Print each line of the listing once more, precisely as given.

Stored items:

:::::

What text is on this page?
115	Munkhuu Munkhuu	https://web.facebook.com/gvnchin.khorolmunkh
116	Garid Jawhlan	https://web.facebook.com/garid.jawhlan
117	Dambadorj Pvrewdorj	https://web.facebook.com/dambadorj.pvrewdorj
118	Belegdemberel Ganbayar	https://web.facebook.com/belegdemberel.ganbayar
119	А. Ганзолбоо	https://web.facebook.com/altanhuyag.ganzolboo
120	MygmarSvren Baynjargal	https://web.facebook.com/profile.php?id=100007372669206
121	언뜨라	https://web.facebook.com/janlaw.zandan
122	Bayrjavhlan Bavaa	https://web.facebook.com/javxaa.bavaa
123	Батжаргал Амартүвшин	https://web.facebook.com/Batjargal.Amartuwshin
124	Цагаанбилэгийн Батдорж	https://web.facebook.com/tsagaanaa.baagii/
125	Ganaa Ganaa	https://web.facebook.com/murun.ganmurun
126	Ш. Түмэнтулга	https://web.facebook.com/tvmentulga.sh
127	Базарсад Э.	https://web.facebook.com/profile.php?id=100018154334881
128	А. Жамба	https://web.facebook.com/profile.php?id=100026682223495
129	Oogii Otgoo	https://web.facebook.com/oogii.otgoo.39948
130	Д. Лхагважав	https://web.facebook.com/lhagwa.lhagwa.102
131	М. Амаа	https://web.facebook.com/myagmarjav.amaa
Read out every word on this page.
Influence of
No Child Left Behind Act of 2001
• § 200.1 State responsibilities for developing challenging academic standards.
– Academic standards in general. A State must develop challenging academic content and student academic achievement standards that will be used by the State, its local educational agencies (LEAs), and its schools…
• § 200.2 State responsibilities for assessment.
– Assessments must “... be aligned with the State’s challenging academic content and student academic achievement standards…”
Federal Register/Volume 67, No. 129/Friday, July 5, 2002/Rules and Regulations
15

:::::

> _Answer for the task_:
What text is on this page?
115	Munkhuu Munkhuu	https://web.facebook.com/gvnchin.khorolmunkh
116	Garid Jawhlan	https://web.facebook.com/garid.jawhlan
117	Dambadorj Pvrewdorj	https://web.facebook.com/dambadorj.pvrewdorj
118	Belegdemberel Ganbayar	https://web.facebook.com/belegdemberel.ganbayar
119	А. Ганзолбоо	https://web.facebook.com/altanhuyag.ganzolboo
120	MygmarSvren Baynjargal	https://web.facebook.com/profile.php?id=100007372669206
121	언뜨라	https://web.facebook.com/janlaw.zandan
122	Bayrjavhlan Bavaa	https://web.facebook.com/javxaa.bavaa
123	Батжаргал Амартүвшин	https://web.facebook.com/Batjargal.Amartuwshin
124	Цагаанбилэгийн Батдорж	https://web.facebook.com/tsagaanaa.baagii/
125	Ganaa Ganaa	https://web.facebook.com/murun.ganmurun
126	Ш. Түмэнтулга	https://web.facebook.com/tvmentulga.sh
127	Базарсад Э.	https://web.facebook.com/profile.php?id=100018154334881
128	А. Жамба	https://web.facebook.com/profile.php?id=100026682223495
129	Oogii Otgoo	https://web.facebook.com/oogii.otgoo.39948
130	Д. Лхагважав	https://web.facebook.com/lhagwa.lhagwa.102
131	М. Амаа	https://web.facebook.com/myagmarjav.amaa
Read out every word on this page.
Influence of
No Child Left Behind Act of 2001
• § 200.1 State responsibilities for developing challenging academic standards.
– Academic standards in general. A State must develop challenging academic content and student academic achievement standards that will be used by the State, its local educational agencies (LEAs), and its schools…
• § 200.2 State responsibilities for assessment.
– Assessments must “... be aligned with the State’s challenging academic content and student academic achievement standards…”
Federal Register/Volume 67, No. 129/Friday, July 5, 2002/Rules and Regulations
15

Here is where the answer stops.